Stated problem>
Pictures aside, write out every record exactly as it appears.

(Data items)
<<<<

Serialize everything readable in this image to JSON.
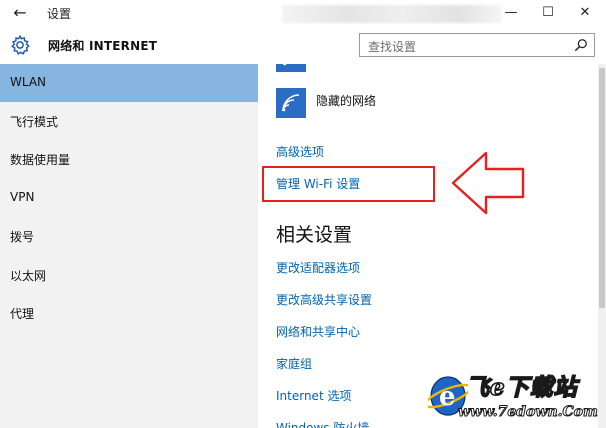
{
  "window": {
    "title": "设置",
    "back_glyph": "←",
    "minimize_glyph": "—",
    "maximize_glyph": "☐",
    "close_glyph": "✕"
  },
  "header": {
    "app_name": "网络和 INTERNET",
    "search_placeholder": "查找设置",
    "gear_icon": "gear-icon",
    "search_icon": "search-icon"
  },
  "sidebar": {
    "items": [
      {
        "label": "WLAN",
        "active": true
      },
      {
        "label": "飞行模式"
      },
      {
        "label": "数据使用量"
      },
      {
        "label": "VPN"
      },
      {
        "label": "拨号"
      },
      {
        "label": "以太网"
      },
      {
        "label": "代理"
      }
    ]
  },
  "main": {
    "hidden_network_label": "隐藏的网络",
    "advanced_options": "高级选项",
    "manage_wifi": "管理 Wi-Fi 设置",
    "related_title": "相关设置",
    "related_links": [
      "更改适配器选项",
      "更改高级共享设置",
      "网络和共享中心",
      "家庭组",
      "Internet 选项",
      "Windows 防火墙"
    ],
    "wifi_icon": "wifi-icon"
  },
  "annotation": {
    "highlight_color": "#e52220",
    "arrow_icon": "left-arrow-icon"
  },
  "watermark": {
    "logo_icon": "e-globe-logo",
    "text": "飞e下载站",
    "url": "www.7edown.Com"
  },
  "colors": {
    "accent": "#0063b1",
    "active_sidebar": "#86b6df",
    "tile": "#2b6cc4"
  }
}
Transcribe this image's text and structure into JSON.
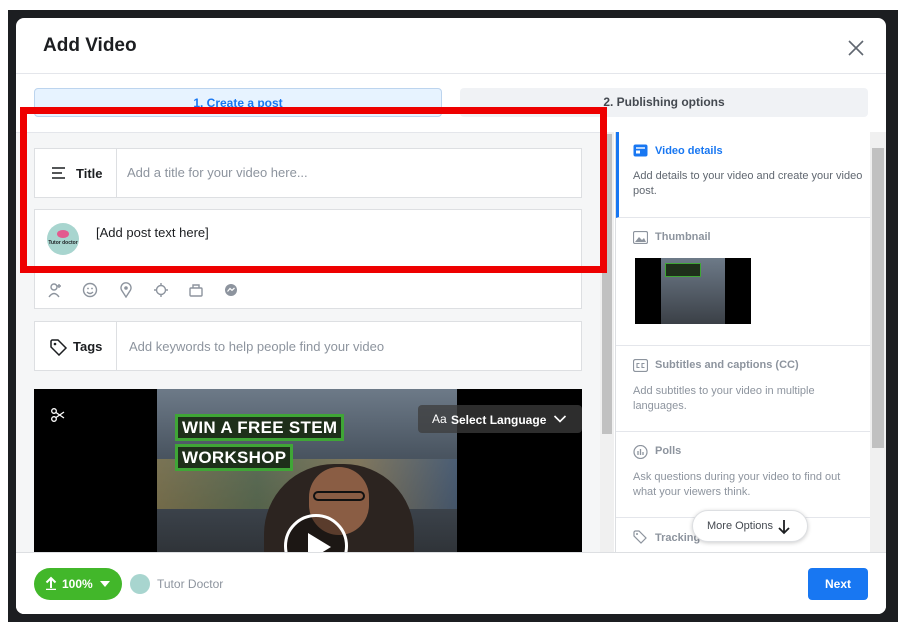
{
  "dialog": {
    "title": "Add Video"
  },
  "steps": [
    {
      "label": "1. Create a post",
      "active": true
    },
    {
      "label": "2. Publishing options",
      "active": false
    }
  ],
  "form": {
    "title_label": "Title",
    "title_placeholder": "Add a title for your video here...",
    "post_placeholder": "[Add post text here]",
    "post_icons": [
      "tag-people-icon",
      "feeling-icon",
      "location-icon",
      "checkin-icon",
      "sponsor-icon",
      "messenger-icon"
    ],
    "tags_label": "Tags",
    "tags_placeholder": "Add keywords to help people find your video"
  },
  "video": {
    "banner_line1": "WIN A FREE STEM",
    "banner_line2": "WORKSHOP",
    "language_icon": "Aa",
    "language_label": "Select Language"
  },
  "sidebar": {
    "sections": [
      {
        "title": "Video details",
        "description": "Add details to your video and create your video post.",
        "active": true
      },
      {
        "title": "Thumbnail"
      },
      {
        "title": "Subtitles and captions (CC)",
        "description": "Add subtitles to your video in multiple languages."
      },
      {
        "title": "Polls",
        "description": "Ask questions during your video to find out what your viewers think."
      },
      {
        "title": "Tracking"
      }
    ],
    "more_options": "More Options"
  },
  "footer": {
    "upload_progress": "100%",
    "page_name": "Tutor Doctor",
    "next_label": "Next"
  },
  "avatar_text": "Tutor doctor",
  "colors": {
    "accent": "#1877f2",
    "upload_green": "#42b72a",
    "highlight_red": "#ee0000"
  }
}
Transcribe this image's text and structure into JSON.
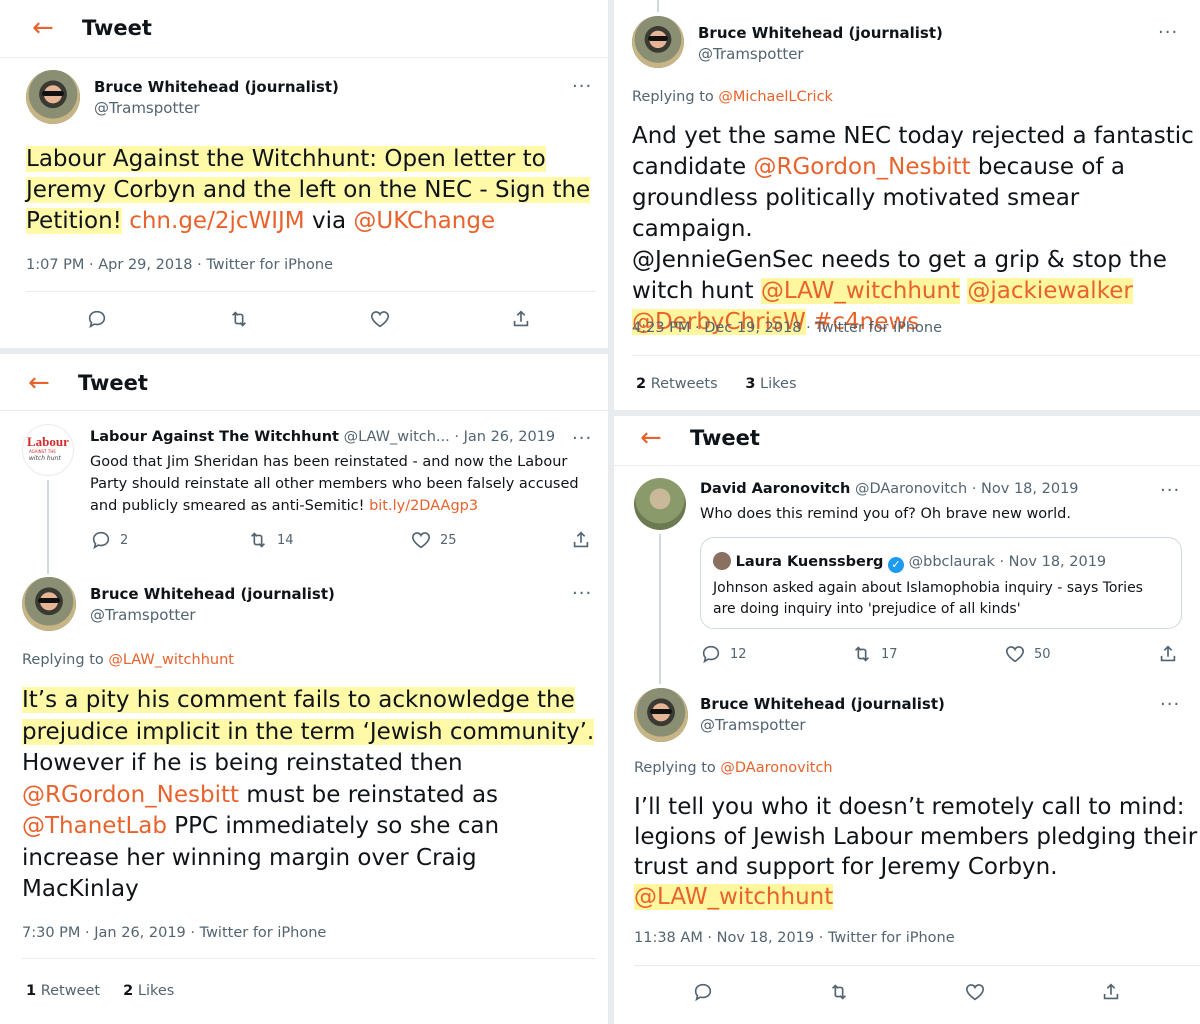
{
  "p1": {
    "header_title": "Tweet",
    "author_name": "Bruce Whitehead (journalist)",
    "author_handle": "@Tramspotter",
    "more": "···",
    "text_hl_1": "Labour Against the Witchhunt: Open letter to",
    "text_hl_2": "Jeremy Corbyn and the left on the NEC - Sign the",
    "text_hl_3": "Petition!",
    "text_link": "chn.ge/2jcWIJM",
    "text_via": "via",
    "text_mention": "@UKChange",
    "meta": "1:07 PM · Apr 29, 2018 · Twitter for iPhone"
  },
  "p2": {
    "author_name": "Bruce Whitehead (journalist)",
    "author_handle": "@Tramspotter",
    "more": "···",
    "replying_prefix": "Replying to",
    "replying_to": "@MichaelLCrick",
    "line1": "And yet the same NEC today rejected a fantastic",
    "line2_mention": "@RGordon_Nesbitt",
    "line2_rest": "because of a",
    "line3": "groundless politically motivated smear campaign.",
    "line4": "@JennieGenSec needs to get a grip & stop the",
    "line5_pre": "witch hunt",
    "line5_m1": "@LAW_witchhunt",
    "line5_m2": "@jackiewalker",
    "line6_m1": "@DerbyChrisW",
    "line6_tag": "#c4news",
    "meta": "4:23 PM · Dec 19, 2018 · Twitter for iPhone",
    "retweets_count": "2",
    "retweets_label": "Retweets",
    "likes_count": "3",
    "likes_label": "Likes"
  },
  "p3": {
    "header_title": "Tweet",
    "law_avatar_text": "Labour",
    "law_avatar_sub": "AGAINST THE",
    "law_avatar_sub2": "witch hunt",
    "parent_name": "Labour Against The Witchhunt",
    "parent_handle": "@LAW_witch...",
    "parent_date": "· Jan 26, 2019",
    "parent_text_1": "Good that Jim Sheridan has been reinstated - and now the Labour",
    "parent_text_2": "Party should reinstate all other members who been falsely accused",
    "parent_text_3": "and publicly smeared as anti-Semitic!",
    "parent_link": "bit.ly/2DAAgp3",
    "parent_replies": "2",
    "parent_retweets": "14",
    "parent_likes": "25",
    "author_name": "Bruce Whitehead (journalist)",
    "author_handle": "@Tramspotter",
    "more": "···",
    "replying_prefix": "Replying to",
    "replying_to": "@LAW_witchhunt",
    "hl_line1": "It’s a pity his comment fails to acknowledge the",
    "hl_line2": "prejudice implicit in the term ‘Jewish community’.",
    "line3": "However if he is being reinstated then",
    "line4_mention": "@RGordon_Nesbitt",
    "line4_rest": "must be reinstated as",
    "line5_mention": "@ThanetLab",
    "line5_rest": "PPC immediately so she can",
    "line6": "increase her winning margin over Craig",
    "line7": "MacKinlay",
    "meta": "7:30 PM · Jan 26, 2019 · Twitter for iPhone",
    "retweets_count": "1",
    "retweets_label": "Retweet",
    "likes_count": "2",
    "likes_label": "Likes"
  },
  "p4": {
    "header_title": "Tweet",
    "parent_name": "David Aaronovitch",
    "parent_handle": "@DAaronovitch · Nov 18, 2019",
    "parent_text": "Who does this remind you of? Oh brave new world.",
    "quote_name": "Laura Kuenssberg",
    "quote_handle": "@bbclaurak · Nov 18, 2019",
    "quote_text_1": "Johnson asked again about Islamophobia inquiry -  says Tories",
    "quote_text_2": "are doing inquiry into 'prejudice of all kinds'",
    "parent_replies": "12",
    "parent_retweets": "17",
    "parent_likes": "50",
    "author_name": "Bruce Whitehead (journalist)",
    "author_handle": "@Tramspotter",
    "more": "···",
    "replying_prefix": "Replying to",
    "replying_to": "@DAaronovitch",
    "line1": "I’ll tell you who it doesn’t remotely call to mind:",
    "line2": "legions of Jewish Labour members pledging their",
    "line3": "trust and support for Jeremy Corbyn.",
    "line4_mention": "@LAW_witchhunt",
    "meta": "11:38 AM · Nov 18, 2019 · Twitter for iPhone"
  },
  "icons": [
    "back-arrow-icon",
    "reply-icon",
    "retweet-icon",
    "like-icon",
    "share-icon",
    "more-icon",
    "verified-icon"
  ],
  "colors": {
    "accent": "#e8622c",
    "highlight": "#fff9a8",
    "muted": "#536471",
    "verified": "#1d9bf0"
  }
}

>>>>

Task output>
Serialize everything readable in this image to JSON.
{
  "window": {
    "title": "设置",
    "back_glyph": "←",
    "minimize_glyph": "—",
    "maximize_glyph": "☐",
    "close_glyph": "✕"
  },
  "header": {
    "app_name": "网络和 INTERNET",
    "search_placeholder": "查找设置",
    "gear_icon": "gear-icon",
    "search_icon": "search-icon"
  },
  "sidebar": {
    "items": [
      {
        "label": "WLAN",
        "active": true
      },
      {
        "label": "飞行模式"
      },
      {
        "label": "数据使用量"
      },
      {
        "label": "VPN"
      },
      {
        "label": "拨号"
      },
      {
        "label": "以太网"
      },
      {
        "label": "代理"
      }
    ]
  },
  "main": {
    "hidden_network_label": "隐藏的网络",
    "advanced_options": "高级选项",
    "manage_wifi": "管理 Wi-Fi 设置",
    "related_title": "相关设置",
    "related_links": [
      "更改适配器选项",
      "更改高级共享设置",
      "网络和共享中心",
      "家庭组",
      "Internet 选项",
      "Windows 防火墙"
    ],
    "wifi_icon": "wifi-icon"
  },
  "annotation": {
    "highlight_color": "#e52220",
    "arrow_icon": "left-arrow-icon"
  },
  "watermark": {
    "logo_icon": "e-globe-logo",
    "text": "飞e下载站",
    "url": "www.7edown.Com"
  },
  "colors": {
    "accent": "#0063b1",
    "active_sidebar": "#86b6df",
    "tile": "#2b6cc4"
  }
}
Transcribe this image's text and structure into JSON.
{
  "dialog": {
    "title": "Add Video"
  },
  "steps": [
    {
      "label": "1. Create a post",
      "active": true
    },
    {
      "label": "2. Publishing options",
      "active": false
    }
  ],
  "form": {
    "title_label": "Title",
    "title_placeholder": "Add a title for your video here...",
    "post_placeholder": "[Add post text here]",
    "post_icons": [
      "tag-people-icon",
      "feeling-icon",
      "location-icon",
      "checkin-icon",
      "sponsor-icon",
      "messenger-icon"
    ],
    "tags_label": "Tags",
    "tags_placeholder": "Add keywords to help people find your video"
  },
  "video": {
    "banner_line1": "WIN A FREE STEM",
    "banner_line2": "WORKSHOP",
    "language_icon": "Aa",
    "language_label": "Select Language"
  },
  "sidebar": {
    "sections": [
      {
        "title": "Video details",
        "description": "Add details to your video and create your video post.",
        "active": true
      },
      {
        "title": "Thumbnail"
      },
      {
        "title": "Subtitles and captions (CC)",
        "description": "Add subtitles to your video in multiple languages."
      },
      {
        "title": "Polls",
        "description": "Ask questions during your video to find out what your viewers think."
      },
      {
        "title": "Tracking"
      }
    ],
    "more_options": "More Options"
  },
  "footer": {
    "upload_progress": "100%",
    "page_name": "Tutor Doctor",
    "next_label": "Next"
  },
  "avatar_text": "Tutor doctor",
  "colors": {
    "accent": "#1877f2",
    "upload_green": "#42b72a",
    "highlight_red": "#ee0000"
  }
}
Transcribe this image's text and structure into JSON.
{
  "p1": {
    "header_title": "Tweet",
    "author_name": "Bruce Whitehead (journalist)",
    "author_handle": "@Tramspotter",
    "more": "···",
    "text_hl_1": "Labour Against the Witchhunt: Open letter to",
    "text_hl_2": "Jeremy Corbyn and the left on the NEC - Sign the",
    "text_hl_3": "Petition!",
    "text_link": "chn.ge/2jcWIJM",
    "text_via": "via",
    "text_mention": "@UKChange",
    "meta": "1:07 PM · Apr 29, 2018 · Twitter for iPhone"
  },
  "p2": {
    "author_name": "Bruce Whitehead (journalist)",
    "author_handle": "@Tramspotter",
    "more": "···",
    "replying_prefix": "Replying to",
    "replying_to": "@MichaelLCrick",
    "line1": "And yet the same NEC today rejected a fantastic",
    "line2_mention": "@RGordon_Nesbitt",
    "line2_rest": "because of a",
    "line3": "groundless politically motivated smear campaign.",
    "line4": "@JennieGenSec needs to get a grip & stop the",
    "line5_pre": "witch hunt",
    "line5_m1": "@LAW_witchhunt",
    "line5_m2": "@jackiewalker",
    "line6_m1": "@DerbyChrisW",
    "line6_tag": "#c4news",
    "meta": "4:23 PM · Dec 19, 2018 · Twitter for iPhone",
    "retweets_count": "2",
    "retweets_label": "Retweets",
    "likes_count": "3",
    "likes_label": "Likes"
  },
  "p3": {
    "header_title": "Tweet",
    "law_avatar_text": "Labour",
    "law_avatar_sub": "AGAINST THE",
    "law_avatar_sub2": "witch hunt",
    "parent_name": "Labour Against The Witchhunt",
    "parent_handle": "@LAW_witch...",
    "parent_date": "· Jan 26, 2019",
    "parent_text_1": "Good that Jim Sheridan has been reinstated - and now the Labour",
    "parent_text_2": "Party should reinstate all other members who been falsely accused",
    "parent_text_3": "and publicly smeared as anti-Semitic!",
    "parent_link": "bit.ly/2DAAgp3",
    "parent_replies": "2",
    "parent_retweets": "14",
    "parent_likes": "25",
    "author_name": "Bruce Whitehead (journalist)",
    "author_handle": "@Tramspotter",
    "more": "···",
    "replying_prefix": "Replying to",
    "replying_to": "@LAW_witchhunt",
    "hl_line1": "It’s a pity his comment fails to acknowledge the",
    "hl_line2": "prejudice implicit in the term ‘Jewish community’.",
    "line3": "However if he is being reinstated then",
    "line4_mention": "@RGordon_Nesbitt",
    "line4_rest": "must be reinstated as",
    "line5_mention": "@ThanetLab",
    "line5_rest": "PPC immediately so she can",
    "line6": "increase her winning margin over Craig",
    "line7": "MacKinlay",
    "meta": "7:30 PM · Jan 26, 2019 · Twitter for iPhone",
    "retweets_count": "1",
    "retweets_label": "Retweet",
    "likes_count": "2",
    "likes_label": "Likes"
  },
  "p4": {
    "header_title": "Tweet",
    "parent_name": "David Aaronovitch",
    "parent_handle": "@DAaronovitch · Nov 18, 2019",
    "parent_text": "Who does this remind you of? Oh brave new world.",
    "quote_name": "Laura Kuenssberg",
    "quote_handle": "@bbclaurak · Nov 18, 2019",
    "quote_text_1": "Johnson asked again about Islamophobia inquiry -  says Tories",
    "quote_text_2": "are doing inquiry into 'prejudice of all kinds'",
    "parent_replies": "12",
    "parent_retweets": "17",
    "parent_likes": "50",
    "author_name": "Bruce Whitehead (journalist)",
    "author_handle": "@Tramspotter",
    "more": "···",
    "replying_prefix": "Replying to",
    "replying_to": "@DAaronovitch",
    "line1": "I’ll tell you who it doesn’t remotely call to mind:",
    "line2": "legions of Jewish Labour members pledging their",
    "line3": "trust and support for Jeremy Corbyn.",
    "line4_mention": "@LAW_witchhunt",
    "meta": "11:38 AM · Nov 18, 2019 · Twitter for iPhone"
  },
  "icons": [
    "back-arrow-icon",
    "reply-icon",
    "retweet-icon",
    "like-icon",
    "share-icon",
    "more-icon",
    "verified-icon"
  ],
  "colors": {
    "accent": "#e8622c",
    "highlight": "#fff9a8",
    "muted": "#536471",
    "verified": "#1d9bf0"
  }
}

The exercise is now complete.